Aim of the task: In the entries below, find every line with "JSON" and copy it.

Records supplied:

— START —

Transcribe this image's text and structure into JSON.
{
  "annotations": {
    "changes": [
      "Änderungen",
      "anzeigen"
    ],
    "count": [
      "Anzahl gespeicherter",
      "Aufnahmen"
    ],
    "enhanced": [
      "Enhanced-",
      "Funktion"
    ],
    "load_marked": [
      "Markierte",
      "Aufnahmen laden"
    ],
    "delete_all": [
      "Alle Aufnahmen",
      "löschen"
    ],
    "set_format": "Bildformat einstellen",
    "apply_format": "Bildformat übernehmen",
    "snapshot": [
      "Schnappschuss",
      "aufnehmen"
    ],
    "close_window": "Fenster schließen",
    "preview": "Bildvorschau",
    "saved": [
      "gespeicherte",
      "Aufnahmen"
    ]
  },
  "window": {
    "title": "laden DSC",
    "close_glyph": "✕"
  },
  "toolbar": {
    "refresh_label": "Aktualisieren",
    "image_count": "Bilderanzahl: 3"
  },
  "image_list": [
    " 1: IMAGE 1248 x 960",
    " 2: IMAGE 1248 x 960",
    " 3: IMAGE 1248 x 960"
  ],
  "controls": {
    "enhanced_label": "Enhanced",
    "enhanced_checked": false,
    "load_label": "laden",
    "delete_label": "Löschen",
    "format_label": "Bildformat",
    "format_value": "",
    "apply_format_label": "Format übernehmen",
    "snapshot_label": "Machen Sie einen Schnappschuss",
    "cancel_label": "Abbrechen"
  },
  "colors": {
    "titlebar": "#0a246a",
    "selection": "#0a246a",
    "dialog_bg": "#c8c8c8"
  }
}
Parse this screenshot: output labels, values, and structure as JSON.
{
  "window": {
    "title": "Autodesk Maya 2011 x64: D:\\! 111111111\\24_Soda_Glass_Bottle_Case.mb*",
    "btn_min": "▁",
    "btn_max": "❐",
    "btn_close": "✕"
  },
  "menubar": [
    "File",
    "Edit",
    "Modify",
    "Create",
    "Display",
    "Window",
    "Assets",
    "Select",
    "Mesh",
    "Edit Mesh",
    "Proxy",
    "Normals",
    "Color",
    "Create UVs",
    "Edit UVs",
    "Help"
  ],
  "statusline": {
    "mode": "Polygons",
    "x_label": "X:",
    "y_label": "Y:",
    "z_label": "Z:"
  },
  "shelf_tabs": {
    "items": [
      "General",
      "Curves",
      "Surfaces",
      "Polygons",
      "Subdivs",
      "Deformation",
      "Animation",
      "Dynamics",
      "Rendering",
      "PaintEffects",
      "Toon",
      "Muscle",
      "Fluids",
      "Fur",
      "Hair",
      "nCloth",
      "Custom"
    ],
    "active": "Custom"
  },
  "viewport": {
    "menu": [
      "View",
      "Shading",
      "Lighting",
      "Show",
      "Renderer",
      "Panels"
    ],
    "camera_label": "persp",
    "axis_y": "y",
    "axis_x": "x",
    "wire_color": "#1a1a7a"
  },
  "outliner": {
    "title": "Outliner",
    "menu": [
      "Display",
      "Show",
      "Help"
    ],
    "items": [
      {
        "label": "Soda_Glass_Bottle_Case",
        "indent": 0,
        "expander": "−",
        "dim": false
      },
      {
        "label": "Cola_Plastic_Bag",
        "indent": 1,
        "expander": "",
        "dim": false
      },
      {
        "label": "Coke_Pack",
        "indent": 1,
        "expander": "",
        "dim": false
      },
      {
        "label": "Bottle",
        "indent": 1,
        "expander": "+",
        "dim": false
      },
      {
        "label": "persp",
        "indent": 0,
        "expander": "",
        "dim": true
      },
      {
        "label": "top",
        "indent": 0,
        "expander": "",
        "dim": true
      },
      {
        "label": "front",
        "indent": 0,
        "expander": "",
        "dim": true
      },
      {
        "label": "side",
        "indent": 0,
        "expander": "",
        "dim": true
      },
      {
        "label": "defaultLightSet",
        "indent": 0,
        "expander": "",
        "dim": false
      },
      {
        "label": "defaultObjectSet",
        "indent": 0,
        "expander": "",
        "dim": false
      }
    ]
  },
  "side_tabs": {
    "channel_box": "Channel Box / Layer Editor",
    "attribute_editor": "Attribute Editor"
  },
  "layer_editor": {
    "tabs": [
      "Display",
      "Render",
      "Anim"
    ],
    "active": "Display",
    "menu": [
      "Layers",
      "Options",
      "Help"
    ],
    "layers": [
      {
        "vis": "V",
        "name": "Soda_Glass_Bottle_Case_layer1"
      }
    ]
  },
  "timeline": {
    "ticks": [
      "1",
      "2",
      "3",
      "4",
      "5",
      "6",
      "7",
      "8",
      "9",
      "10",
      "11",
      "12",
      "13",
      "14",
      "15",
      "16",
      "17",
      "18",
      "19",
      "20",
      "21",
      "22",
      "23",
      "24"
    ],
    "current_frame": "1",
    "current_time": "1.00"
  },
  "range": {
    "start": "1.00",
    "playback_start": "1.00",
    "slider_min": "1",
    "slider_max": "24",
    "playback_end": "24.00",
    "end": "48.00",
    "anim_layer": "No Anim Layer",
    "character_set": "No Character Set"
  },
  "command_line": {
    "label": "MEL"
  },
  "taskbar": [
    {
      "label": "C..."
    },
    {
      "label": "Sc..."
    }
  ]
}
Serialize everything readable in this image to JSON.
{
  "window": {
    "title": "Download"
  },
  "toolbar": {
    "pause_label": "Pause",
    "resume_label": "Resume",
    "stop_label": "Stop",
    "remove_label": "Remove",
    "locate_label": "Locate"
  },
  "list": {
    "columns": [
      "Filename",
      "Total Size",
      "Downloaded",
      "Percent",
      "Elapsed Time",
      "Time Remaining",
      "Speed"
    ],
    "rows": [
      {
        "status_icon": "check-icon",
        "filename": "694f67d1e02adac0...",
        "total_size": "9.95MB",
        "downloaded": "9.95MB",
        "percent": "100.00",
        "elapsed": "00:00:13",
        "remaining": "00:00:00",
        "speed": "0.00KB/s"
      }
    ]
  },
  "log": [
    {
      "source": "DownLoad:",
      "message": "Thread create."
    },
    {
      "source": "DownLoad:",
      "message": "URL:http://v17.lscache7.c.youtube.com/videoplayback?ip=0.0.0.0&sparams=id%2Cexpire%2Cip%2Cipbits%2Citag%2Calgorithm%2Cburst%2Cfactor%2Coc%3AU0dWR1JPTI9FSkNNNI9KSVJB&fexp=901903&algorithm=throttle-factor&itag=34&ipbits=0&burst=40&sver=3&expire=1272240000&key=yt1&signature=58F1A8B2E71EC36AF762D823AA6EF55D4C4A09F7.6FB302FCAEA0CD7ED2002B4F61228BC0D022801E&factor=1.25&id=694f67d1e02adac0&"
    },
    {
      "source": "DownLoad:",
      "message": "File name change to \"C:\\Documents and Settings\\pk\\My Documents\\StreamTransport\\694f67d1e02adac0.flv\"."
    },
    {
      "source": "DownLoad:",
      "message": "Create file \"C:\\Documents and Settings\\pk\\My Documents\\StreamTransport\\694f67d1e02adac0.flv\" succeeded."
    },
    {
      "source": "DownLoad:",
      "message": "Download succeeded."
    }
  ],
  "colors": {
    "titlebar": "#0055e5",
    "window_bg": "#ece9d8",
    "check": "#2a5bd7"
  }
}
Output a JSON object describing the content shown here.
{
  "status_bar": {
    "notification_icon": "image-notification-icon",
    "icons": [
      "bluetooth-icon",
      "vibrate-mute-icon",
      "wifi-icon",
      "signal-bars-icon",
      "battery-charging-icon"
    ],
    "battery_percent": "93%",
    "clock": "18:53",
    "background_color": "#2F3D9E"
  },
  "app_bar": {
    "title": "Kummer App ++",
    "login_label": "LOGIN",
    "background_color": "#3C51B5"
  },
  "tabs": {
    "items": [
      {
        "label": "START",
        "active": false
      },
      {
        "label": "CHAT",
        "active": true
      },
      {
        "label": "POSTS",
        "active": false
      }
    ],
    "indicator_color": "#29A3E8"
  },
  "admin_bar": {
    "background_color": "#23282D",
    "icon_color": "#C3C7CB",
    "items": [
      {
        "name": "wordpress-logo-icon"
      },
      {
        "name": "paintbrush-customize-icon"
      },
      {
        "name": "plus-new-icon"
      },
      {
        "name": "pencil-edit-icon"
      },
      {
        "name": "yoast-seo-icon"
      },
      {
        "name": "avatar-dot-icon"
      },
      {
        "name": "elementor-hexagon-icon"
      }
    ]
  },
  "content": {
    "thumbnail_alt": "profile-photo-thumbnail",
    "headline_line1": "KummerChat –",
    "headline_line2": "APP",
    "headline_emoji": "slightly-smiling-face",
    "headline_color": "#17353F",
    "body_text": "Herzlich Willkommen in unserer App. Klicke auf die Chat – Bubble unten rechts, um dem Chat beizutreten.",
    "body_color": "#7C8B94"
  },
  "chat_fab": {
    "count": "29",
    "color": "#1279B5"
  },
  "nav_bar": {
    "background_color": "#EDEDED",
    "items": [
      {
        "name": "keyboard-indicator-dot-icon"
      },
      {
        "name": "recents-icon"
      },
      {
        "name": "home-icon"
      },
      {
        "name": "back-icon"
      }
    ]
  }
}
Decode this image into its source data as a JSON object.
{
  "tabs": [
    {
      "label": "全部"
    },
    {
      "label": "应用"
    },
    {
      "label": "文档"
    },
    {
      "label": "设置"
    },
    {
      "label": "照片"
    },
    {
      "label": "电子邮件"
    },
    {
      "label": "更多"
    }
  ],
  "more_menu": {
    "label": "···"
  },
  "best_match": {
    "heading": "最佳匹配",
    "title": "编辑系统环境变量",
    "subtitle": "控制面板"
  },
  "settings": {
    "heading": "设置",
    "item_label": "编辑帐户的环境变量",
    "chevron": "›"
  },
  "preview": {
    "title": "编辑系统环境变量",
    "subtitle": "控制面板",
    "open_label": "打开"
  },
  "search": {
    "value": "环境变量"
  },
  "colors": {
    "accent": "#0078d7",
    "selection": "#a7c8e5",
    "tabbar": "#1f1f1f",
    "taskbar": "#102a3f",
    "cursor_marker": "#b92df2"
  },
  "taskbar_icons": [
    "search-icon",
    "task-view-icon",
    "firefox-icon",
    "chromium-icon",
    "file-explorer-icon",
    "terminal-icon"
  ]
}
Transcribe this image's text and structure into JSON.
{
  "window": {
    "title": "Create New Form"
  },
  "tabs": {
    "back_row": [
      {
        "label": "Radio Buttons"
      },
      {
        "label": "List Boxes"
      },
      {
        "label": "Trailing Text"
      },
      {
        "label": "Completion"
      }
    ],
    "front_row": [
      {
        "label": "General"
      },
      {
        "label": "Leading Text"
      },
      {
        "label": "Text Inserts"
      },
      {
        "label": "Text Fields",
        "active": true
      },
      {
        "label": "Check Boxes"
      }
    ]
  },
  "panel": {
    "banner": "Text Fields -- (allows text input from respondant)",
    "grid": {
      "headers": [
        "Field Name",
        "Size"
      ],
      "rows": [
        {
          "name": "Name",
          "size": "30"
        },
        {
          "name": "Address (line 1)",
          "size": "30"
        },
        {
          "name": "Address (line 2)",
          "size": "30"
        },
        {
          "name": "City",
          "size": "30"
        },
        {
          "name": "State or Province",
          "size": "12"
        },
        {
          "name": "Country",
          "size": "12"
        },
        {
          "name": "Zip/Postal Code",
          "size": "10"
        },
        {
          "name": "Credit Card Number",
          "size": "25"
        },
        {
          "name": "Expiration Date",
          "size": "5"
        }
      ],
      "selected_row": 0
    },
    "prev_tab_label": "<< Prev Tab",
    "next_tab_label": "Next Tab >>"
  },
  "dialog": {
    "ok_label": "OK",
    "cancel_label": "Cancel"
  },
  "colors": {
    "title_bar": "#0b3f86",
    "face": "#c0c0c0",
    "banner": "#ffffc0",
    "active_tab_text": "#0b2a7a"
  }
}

— END —

Written response:
Transcribe this image's text and structure into JSON.
Parse this screenshot: output labels, values, and structure as JSON.
Serialize everything readable in this image to JSON.
Output a JSON object describing the content shown here.
Decode this image into its source data as a JSON object.
Transcribe this image's text and structure into JSON.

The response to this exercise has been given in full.